"""

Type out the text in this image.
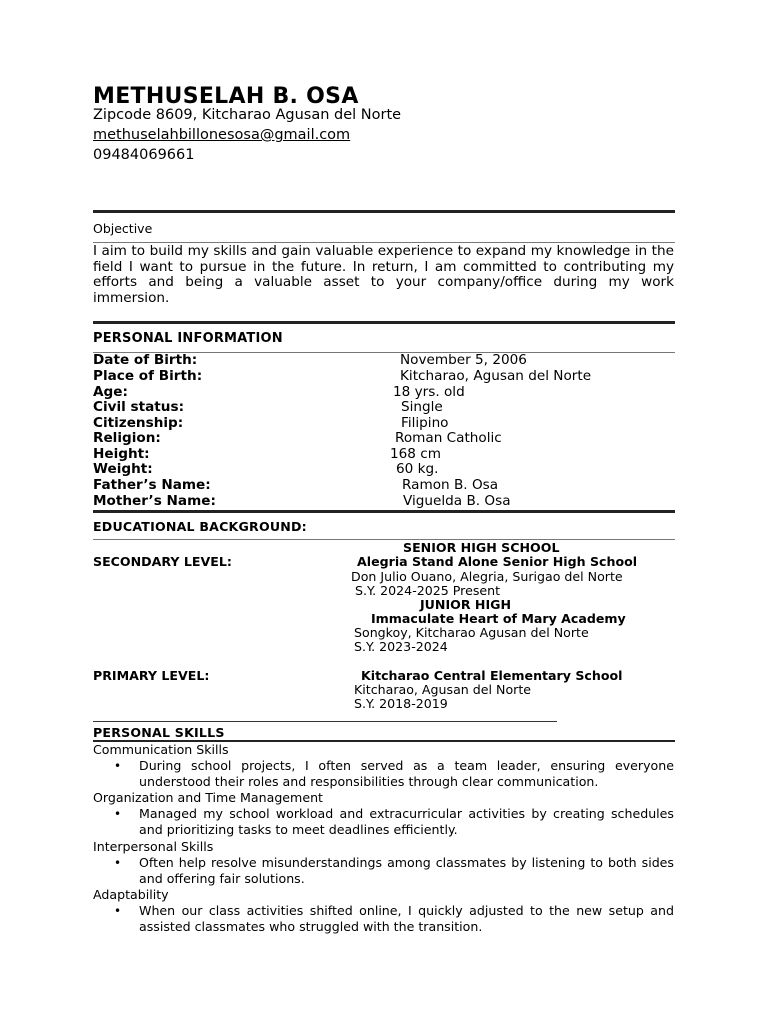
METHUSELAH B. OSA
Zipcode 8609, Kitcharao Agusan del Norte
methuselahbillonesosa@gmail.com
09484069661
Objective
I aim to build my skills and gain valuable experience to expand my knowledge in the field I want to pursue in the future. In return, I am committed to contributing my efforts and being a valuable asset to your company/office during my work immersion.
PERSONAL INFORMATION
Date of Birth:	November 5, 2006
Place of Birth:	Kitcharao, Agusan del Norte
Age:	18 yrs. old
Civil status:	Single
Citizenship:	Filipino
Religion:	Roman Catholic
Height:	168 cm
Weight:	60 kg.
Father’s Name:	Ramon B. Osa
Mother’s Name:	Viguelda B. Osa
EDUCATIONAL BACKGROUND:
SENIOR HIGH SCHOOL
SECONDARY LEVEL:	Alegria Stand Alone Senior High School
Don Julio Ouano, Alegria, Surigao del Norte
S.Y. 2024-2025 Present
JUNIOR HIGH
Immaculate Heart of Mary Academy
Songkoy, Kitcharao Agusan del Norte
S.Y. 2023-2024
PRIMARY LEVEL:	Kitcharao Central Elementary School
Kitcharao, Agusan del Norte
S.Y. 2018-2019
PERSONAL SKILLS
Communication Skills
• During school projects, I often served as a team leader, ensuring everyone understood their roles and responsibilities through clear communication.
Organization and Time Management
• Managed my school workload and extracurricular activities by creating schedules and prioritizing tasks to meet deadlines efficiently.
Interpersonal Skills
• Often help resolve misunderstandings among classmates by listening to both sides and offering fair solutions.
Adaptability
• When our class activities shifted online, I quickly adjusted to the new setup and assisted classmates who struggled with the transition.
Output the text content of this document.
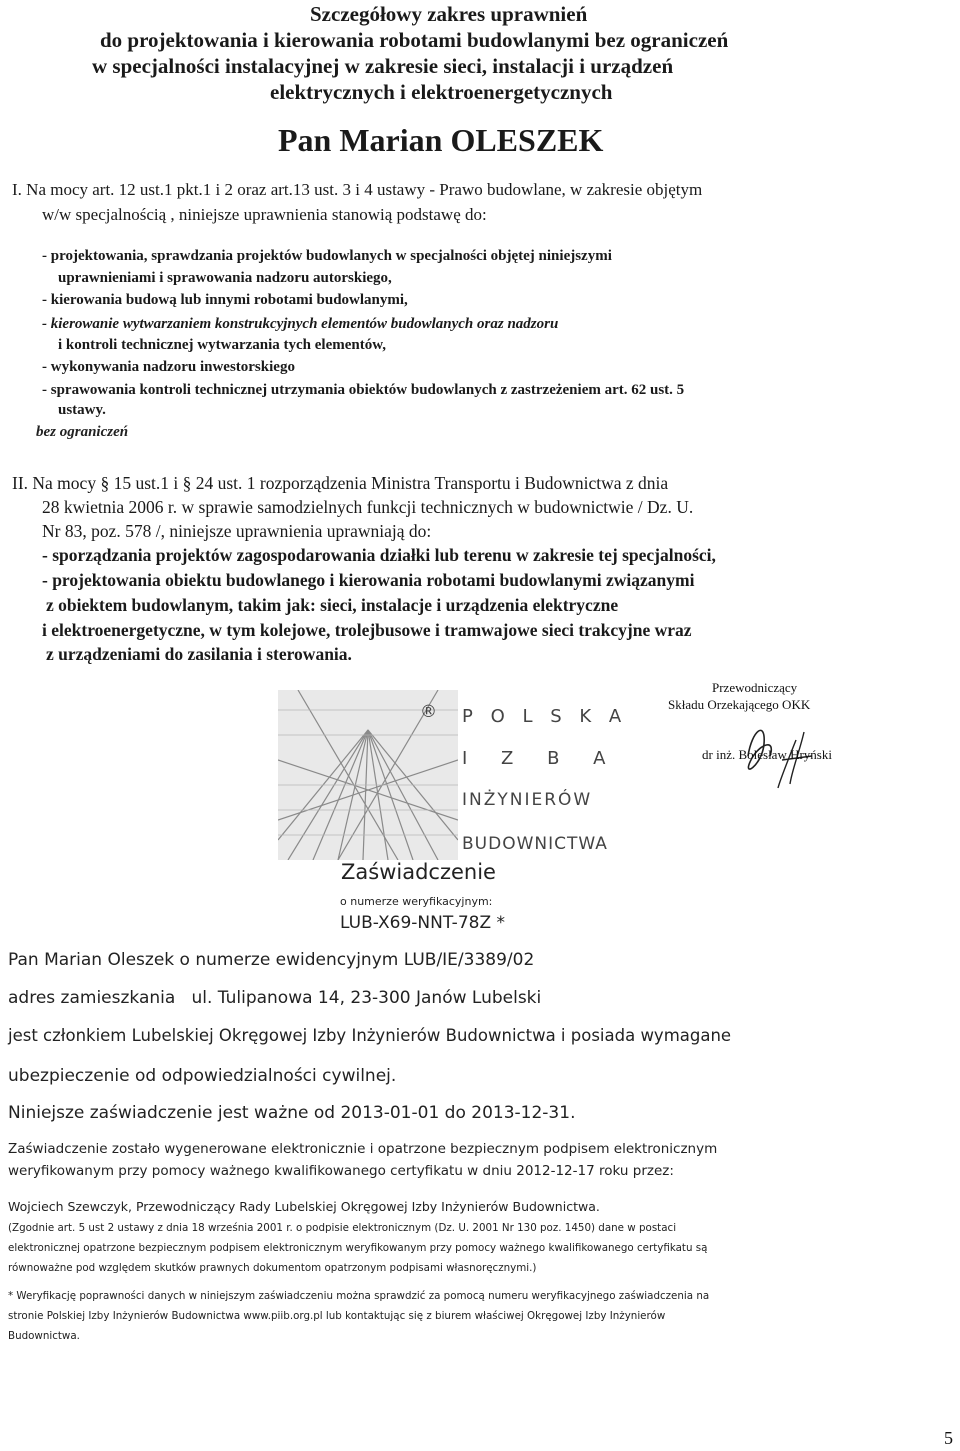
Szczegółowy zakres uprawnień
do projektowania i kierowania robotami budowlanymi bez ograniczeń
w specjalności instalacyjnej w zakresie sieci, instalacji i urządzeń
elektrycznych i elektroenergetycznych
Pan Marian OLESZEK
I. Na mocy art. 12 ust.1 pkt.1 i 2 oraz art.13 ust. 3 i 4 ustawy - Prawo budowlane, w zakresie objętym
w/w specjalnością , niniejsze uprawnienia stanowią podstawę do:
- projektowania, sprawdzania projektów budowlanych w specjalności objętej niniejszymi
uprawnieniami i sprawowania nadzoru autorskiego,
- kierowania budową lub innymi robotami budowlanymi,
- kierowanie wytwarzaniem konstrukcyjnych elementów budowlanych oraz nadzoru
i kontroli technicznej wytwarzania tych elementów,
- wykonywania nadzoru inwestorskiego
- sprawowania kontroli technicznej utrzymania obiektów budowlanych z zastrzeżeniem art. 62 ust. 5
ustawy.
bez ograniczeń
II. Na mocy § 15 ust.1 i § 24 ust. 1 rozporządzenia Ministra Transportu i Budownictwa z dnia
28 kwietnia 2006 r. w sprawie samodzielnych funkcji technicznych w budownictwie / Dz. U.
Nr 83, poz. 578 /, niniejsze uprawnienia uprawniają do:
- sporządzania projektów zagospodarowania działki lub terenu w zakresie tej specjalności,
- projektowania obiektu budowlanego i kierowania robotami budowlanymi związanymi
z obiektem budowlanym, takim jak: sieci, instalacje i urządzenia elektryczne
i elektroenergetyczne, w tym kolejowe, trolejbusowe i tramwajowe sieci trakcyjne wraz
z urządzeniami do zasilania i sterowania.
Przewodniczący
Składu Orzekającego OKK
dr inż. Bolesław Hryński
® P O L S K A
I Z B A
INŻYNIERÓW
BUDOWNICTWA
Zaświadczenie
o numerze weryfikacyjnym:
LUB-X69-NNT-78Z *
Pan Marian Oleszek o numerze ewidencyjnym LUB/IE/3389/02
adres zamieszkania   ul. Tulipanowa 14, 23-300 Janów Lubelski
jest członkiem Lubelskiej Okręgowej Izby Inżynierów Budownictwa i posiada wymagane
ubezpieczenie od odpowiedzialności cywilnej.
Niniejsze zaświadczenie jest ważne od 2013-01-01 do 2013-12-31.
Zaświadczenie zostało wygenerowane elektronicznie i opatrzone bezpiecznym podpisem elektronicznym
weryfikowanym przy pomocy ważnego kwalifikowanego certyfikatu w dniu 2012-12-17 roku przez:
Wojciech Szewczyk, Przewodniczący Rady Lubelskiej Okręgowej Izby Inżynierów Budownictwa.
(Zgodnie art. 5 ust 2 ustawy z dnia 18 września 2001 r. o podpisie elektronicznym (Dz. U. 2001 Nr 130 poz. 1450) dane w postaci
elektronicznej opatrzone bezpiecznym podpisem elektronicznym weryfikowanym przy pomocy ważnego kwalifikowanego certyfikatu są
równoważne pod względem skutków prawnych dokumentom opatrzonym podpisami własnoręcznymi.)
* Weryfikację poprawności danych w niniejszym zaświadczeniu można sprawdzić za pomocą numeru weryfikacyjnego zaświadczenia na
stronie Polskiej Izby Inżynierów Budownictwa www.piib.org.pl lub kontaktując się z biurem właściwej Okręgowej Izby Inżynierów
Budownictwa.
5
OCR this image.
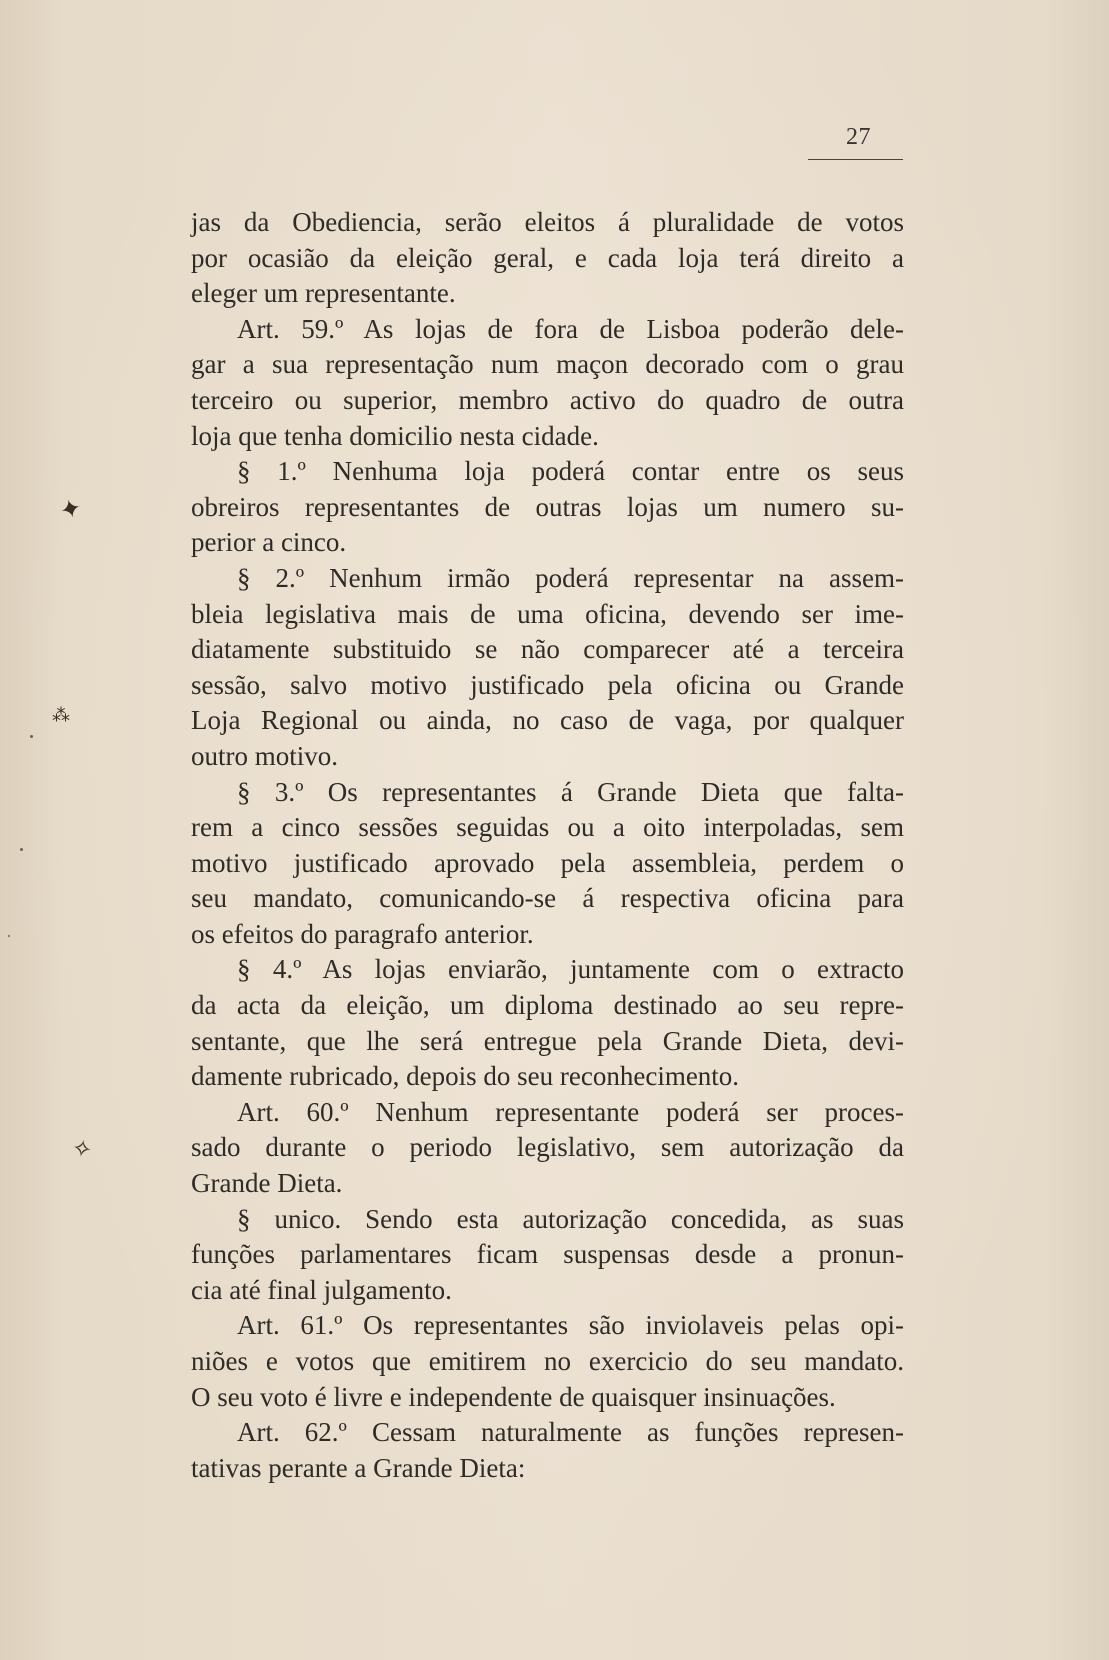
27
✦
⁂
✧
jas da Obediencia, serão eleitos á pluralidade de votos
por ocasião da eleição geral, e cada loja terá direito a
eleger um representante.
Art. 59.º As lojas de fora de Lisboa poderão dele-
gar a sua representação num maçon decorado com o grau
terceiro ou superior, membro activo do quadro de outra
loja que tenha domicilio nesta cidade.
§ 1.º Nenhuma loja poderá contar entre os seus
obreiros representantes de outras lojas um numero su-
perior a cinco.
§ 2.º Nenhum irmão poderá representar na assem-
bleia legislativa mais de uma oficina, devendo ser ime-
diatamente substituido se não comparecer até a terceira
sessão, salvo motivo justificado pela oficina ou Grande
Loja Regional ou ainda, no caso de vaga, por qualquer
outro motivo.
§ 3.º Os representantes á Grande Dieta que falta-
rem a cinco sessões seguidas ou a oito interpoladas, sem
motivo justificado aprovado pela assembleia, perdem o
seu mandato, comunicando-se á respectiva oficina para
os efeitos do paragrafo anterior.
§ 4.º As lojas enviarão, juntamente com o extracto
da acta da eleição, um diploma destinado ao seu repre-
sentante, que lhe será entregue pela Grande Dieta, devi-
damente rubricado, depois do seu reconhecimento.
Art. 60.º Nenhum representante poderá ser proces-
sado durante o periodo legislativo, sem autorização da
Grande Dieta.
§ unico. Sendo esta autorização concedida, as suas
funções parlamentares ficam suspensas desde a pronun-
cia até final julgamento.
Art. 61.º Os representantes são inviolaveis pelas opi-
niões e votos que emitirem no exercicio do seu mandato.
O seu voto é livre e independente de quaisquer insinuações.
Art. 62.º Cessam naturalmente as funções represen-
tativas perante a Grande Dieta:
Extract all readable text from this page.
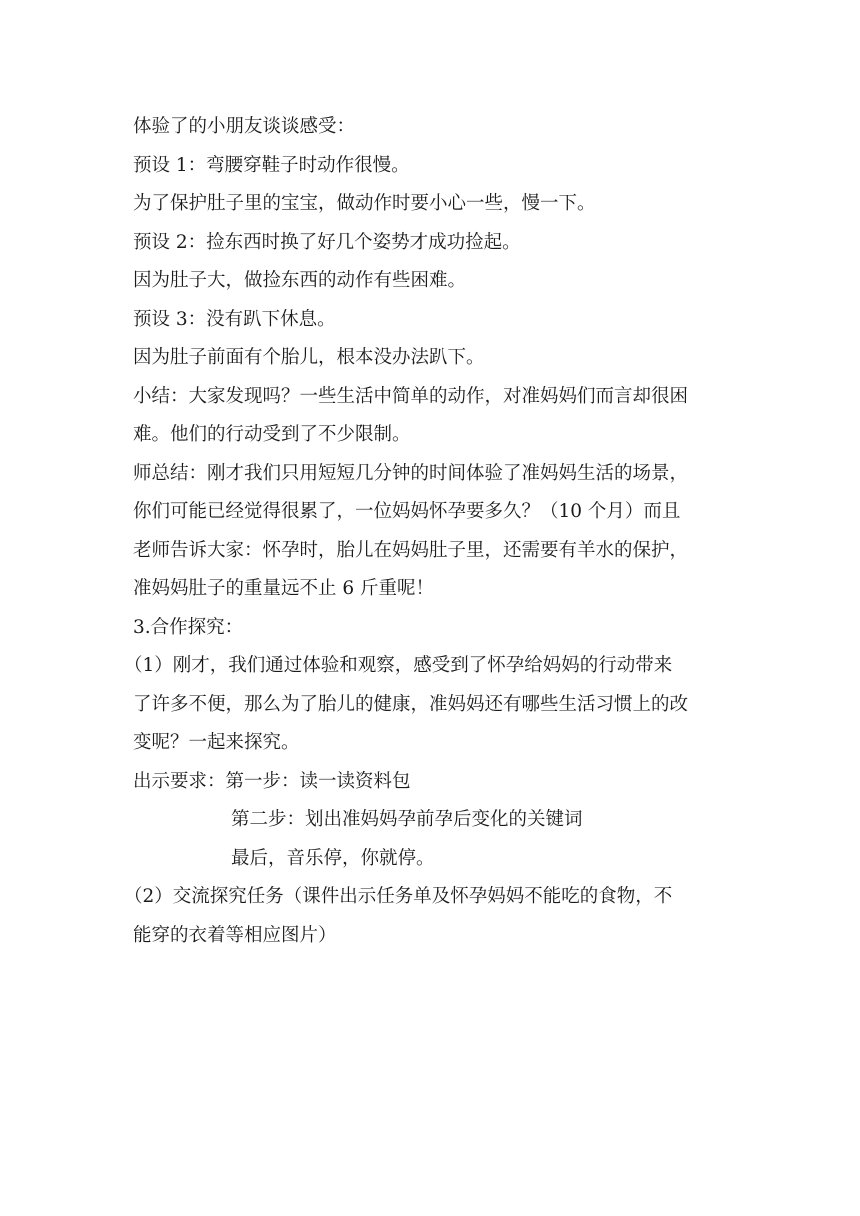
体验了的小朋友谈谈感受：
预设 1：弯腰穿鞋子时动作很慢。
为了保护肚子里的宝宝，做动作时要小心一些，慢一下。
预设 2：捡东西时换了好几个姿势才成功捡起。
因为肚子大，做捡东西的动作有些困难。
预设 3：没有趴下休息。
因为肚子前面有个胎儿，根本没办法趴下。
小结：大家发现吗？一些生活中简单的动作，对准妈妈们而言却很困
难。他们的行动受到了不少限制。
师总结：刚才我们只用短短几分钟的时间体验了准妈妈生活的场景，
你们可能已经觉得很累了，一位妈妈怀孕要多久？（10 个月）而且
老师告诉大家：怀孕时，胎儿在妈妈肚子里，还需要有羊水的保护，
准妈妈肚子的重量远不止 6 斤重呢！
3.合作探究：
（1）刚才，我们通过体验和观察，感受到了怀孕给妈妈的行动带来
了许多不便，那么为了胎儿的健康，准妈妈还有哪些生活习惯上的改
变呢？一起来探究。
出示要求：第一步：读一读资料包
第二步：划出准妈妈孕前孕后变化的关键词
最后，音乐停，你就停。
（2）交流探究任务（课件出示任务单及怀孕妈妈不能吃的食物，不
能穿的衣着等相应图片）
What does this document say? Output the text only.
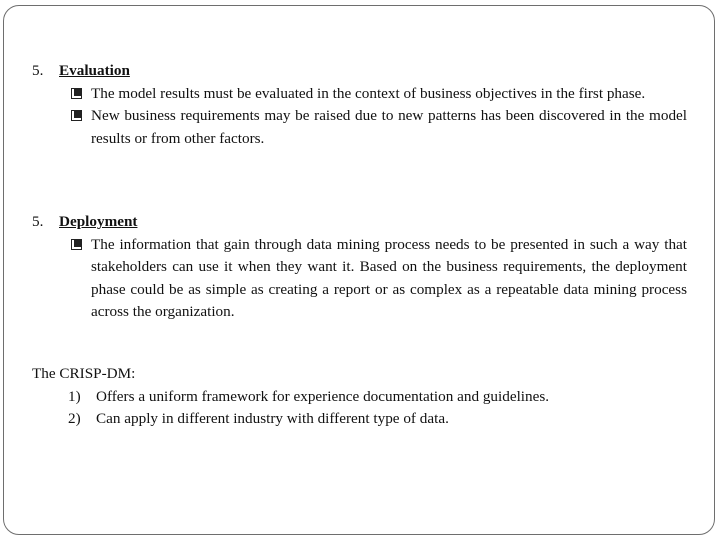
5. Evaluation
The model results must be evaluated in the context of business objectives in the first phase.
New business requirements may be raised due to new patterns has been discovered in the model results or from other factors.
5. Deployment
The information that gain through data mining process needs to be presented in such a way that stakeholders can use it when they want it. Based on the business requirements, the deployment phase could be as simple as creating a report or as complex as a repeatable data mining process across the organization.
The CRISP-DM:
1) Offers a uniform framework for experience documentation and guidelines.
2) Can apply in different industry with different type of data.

"""

SHORT PROBLEM →
Extract every line from the records above that contains the word "numerze".

THE ANSWER →
o numerze weryfikacyjnym:
Pan Marian Oleszek o numerze ewidencyjnym LUB/IE/3389/02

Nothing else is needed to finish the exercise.